[BEGIN]

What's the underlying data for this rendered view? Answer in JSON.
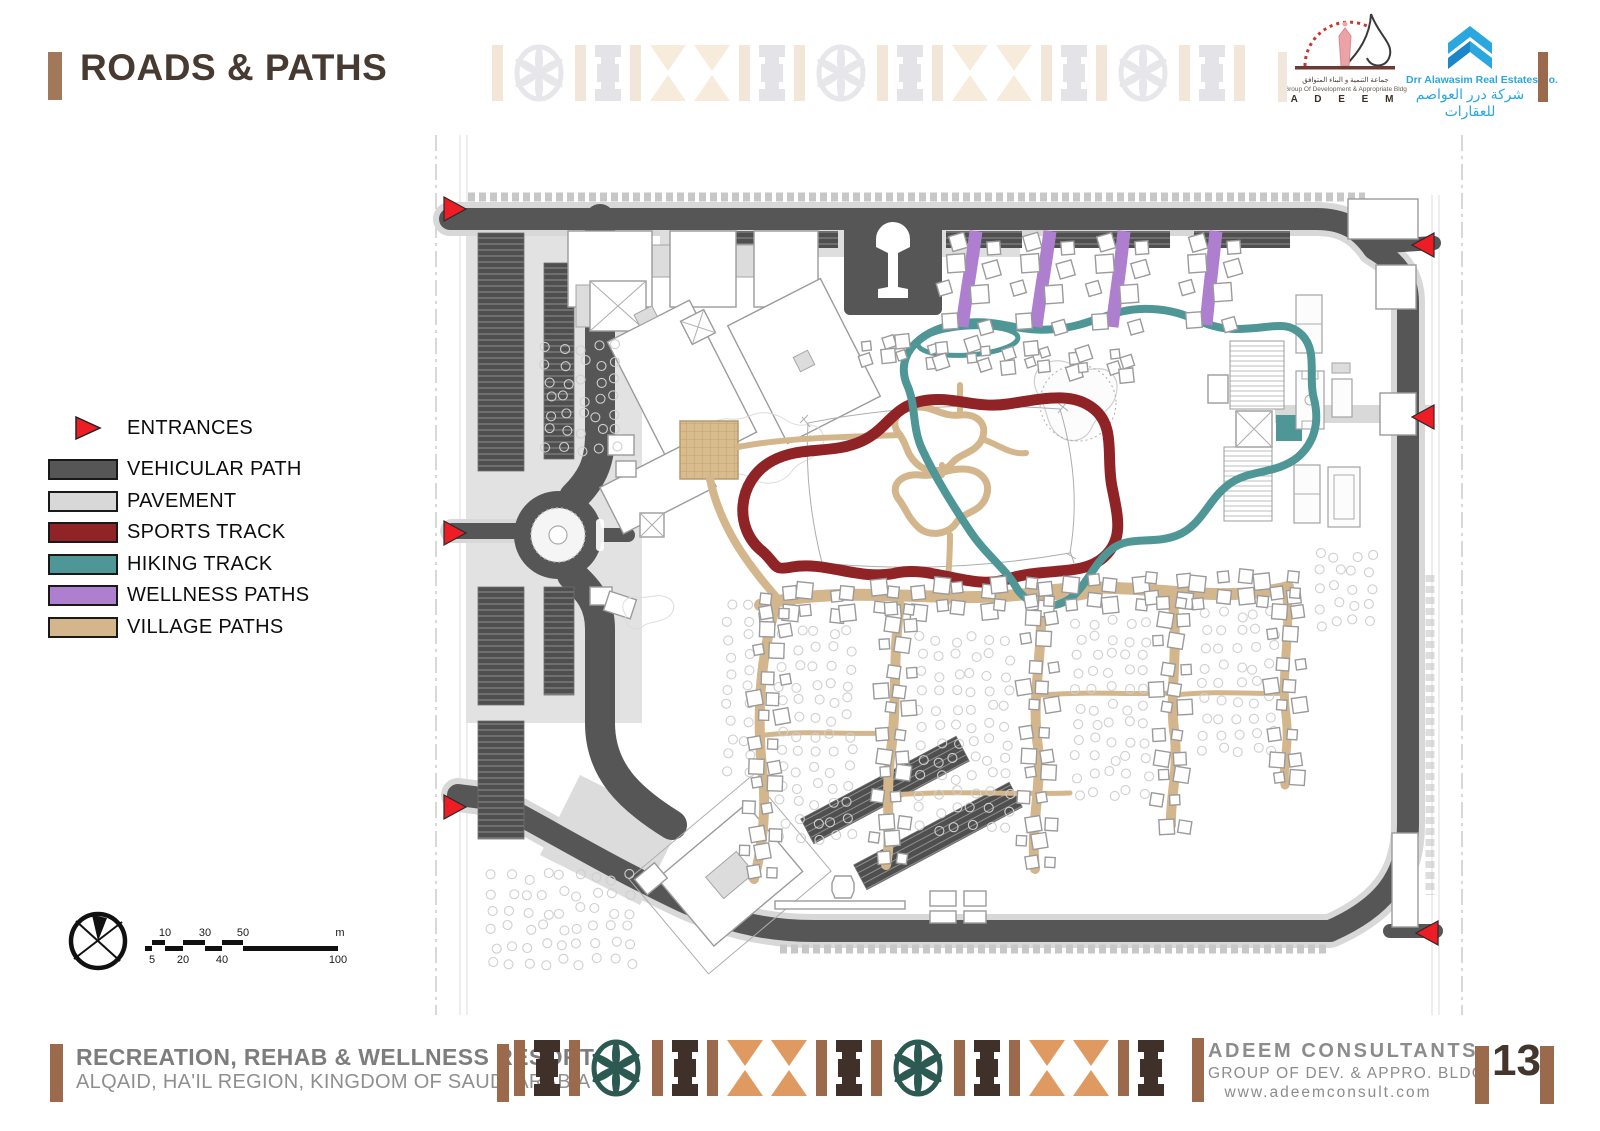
{
  "header": {
    "title": "ROADS & PATHS",
    "accent_color": "#a1785a"
  },
  "logos": {
    "adeem": {
      "arabic": "جماعة التنمية و البناء المتوافق",
      "tagline": "Group Of Development & Appropriate Bldg",
      "wordmark": "A D E E M"
    },
    "alawasim": {
      "name": "Drr Alawasim Real Estates Co.",
      "arabic": "شركة درر العواصم للعقارات",
      "brand_color": "#2ba7e0"
    }
  },
  "legend": {
    "items": [
      {
        "label": "ENTRANCES",
        "swatch": "triangle",
        "color": "#ee1c25"
      },
      {
        "label": "VEHICULAR PATH",
        "swatch": "rect",
        "color": "#565656"
      },
      {
        "label": "PAVEMENT",
        "swatch": "rect",
        "color": "#d8d8d8"
      },
      {
        "label": "SPORTS TRACK",
        "swatch": "rect",
        "color": "#8f2326"
      },
      {
        "label": "HIKING TRACK",
        "swatch": "rect",
        "color": "#4f9697"
      },
      {
        "label": "WELLNESS PATHS",
        "swatch": "rect",
        "color": "#ad7fce"
      },
      {
        "label": "VILLAGE PATHS",
        "swatch": "rect",
        "color": "#d3b68c"
      }
    ]
  },
  "scale_bar": {
    "unit": "m",
    "top_labels": [
      "10",
      "30",
      "50"
    ],
    "bottom_labels": [
      "5",
      "20",
      "40",
      "100"
    ]
  },
  "footer": {
    "project_title": "RECREATION, REHAB & WELLNESS RESORT",
    "project_location": "ALQAID, HA'IL REGION, KINGDOM OF SAUDI ARABIA",
    "company": "ADEEM CONSULTANTS",
    "company_subtitle": "GROUP OF DEV. & APPRO. BLDG",
    "website": "www.adeemconsult.com",
    "page_number": "13"
  },
  "theme": {
    "accent_brown": "#9b6a4c",
    "dark_brown": "#40302a",
    "pattern_teal": "#2c5a53",
    "pattern_orange": "#df9a61",
    "title_color": "#473a31",
    "text_gray": "#8c8c8c"
  }
}
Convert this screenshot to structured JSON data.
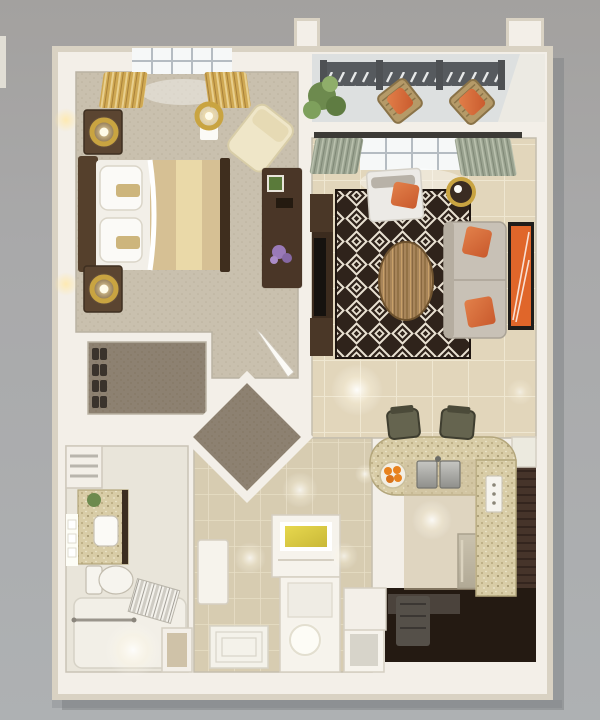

[END]

GIVEN TASK:
Each line that holds the word "WELLNESS" should be extracted from the records.

WRITTEN SOLUTION:
        "label": "WELLNESS PATHS",
    "project_title": "RECREATION, REHAB & WELLNESS RESORT",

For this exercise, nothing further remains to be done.